-------- INPUT --------
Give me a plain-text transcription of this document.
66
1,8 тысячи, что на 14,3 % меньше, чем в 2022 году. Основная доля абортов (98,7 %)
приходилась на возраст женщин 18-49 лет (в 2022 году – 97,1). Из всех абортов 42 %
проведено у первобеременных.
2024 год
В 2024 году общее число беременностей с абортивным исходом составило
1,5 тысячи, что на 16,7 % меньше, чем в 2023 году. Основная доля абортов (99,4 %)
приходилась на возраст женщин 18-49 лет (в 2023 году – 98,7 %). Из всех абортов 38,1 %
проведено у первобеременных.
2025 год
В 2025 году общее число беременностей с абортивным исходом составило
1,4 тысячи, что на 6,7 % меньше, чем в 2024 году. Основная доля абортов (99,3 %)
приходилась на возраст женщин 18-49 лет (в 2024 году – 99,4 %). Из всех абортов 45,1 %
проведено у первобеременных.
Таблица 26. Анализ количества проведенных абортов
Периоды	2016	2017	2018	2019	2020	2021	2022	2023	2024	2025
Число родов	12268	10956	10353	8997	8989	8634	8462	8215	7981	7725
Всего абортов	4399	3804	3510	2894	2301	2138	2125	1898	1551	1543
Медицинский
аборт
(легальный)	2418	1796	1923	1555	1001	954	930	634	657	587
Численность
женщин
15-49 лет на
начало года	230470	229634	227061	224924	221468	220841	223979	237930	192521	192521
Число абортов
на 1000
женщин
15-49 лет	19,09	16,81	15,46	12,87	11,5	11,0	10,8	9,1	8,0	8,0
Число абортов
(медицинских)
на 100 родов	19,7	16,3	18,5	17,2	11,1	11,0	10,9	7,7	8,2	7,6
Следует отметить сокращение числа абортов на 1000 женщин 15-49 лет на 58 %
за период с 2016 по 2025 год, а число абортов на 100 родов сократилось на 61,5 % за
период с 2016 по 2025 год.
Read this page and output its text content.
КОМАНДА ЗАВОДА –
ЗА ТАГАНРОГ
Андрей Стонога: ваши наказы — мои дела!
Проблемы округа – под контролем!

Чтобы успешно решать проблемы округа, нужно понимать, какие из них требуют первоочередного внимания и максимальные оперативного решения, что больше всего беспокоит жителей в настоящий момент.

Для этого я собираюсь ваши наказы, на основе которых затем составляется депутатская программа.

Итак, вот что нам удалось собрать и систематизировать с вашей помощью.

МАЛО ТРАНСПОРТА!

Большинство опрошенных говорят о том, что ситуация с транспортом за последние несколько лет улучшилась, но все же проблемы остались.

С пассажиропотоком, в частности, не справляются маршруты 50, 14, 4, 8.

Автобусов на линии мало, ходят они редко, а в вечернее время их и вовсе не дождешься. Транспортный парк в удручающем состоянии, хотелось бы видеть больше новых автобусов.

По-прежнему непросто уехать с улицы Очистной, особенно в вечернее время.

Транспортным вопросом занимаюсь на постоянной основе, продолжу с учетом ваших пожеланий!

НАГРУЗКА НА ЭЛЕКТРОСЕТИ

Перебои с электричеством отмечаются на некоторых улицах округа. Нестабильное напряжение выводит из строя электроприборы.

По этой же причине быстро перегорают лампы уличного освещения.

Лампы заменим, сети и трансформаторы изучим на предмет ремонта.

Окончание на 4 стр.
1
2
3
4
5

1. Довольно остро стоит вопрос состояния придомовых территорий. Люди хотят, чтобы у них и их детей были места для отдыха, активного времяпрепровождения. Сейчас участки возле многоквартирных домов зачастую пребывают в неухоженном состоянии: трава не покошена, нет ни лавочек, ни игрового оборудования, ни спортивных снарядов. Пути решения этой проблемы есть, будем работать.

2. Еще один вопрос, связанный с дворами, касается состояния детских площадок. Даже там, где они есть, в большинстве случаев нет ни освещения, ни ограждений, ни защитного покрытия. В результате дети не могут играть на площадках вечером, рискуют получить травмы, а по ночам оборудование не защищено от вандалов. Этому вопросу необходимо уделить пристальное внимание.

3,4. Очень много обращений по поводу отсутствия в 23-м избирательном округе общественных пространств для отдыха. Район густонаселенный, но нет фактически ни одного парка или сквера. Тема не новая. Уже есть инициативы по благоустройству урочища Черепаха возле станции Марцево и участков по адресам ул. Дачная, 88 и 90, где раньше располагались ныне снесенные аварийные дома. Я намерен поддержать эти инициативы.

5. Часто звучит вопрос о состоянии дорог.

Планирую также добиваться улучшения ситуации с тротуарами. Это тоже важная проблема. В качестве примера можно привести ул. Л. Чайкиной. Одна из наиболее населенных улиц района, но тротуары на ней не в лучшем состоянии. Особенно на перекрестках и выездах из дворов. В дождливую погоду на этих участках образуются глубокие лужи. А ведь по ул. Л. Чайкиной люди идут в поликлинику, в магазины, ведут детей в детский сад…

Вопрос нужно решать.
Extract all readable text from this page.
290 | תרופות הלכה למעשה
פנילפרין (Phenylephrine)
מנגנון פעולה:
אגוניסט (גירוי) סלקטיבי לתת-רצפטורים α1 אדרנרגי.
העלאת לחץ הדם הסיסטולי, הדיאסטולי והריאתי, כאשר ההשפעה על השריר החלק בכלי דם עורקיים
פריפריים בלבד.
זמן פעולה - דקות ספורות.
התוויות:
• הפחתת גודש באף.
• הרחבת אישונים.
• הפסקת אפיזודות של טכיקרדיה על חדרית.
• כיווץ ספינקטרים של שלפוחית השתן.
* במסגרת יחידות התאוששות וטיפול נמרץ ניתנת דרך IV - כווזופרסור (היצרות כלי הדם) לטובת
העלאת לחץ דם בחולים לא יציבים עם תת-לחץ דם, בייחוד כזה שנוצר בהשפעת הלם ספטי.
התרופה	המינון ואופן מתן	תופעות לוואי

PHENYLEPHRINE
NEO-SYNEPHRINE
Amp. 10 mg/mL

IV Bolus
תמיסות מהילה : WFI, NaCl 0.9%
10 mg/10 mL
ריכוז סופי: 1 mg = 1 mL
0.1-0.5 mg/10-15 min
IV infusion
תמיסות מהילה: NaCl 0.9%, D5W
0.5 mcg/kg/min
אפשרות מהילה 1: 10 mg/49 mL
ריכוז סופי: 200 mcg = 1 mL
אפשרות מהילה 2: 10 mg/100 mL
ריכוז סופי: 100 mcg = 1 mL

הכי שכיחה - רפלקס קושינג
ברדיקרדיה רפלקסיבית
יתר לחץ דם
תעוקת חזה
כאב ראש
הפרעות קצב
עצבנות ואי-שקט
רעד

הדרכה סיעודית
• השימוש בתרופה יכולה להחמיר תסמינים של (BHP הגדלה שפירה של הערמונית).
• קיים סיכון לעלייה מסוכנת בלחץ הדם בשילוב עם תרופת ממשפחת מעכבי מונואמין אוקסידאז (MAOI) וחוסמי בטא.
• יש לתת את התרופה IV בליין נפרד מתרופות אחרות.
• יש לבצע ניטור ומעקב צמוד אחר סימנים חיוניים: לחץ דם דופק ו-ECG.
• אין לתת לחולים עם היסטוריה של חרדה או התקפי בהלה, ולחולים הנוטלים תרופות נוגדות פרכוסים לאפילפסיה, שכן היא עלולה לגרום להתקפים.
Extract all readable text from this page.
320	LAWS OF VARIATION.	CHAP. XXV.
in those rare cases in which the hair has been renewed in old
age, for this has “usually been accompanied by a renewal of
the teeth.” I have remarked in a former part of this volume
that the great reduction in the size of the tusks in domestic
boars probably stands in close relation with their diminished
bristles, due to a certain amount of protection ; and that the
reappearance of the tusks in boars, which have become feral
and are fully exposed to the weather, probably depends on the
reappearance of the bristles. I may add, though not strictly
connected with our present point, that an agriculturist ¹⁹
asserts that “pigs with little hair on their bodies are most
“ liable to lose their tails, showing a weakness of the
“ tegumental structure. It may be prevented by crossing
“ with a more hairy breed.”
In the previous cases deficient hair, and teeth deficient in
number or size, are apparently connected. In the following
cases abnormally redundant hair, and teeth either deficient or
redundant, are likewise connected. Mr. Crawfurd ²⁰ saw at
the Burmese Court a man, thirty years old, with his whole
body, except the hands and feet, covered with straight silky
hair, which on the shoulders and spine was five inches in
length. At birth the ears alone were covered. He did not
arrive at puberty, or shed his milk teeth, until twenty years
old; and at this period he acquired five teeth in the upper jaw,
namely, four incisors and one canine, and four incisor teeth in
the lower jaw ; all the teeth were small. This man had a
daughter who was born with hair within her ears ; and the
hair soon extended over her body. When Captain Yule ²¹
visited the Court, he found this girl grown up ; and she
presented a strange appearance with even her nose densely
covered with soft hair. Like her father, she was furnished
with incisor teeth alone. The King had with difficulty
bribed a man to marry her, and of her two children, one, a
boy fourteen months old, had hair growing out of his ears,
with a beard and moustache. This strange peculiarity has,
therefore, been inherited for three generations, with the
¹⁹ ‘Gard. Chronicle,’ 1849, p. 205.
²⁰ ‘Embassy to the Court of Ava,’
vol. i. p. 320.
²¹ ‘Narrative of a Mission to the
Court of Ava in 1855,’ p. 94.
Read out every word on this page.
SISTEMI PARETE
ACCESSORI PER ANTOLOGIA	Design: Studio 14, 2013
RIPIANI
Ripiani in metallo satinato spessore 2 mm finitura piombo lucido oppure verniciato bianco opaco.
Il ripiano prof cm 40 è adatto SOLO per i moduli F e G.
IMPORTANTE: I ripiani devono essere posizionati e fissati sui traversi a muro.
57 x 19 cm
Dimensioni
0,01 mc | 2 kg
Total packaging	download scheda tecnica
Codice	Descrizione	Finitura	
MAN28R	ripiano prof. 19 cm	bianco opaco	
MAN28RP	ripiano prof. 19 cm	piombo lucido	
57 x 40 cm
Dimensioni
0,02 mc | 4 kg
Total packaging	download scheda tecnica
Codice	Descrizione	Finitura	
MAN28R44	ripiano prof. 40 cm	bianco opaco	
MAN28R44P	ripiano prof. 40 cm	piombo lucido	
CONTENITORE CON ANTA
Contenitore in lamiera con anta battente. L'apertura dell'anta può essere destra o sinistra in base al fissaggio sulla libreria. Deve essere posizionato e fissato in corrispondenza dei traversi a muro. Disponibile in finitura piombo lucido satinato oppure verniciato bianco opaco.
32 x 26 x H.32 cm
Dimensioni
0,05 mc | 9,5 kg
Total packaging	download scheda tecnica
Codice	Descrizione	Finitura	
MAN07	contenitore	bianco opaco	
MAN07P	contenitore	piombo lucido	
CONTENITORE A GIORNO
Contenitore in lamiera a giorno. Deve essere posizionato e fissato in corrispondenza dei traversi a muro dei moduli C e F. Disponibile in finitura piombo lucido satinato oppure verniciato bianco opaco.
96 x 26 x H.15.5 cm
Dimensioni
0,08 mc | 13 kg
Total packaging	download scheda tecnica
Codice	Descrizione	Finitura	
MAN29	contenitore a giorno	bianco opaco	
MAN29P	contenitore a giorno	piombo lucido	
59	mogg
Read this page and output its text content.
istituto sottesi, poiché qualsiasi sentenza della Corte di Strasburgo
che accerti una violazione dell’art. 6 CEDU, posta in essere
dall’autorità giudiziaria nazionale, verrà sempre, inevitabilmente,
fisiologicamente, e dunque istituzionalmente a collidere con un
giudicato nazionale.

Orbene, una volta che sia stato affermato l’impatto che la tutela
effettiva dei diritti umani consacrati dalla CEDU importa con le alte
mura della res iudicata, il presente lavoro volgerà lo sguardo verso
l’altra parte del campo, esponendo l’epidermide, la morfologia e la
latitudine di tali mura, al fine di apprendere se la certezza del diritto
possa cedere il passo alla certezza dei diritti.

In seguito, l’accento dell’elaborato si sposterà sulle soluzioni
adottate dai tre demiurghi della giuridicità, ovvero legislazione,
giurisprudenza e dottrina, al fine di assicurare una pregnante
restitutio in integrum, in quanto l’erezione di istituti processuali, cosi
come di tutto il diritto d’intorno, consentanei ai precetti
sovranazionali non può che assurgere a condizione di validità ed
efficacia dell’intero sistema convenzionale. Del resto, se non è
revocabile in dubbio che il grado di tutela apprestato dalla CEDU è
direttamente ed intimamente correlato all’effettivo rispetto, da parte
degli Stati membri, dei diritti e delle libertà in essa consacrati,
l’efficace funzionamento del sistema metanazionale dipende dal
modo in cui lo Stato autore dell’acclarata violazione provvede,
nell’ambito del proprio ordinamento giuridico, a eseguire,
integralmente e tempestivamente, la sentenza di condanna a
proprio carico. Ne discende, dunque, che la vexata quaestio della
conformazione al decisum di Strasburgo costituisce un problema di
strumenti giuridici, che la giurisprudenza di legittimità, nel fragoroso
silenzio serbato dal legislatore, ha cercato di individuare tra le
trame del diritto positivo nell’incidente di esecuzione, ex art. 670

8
--------
> [SHORT TASK]: Work out how many lines above contain the word "ripiano". Give only the number.

> [FINISHED ANSWER]: 5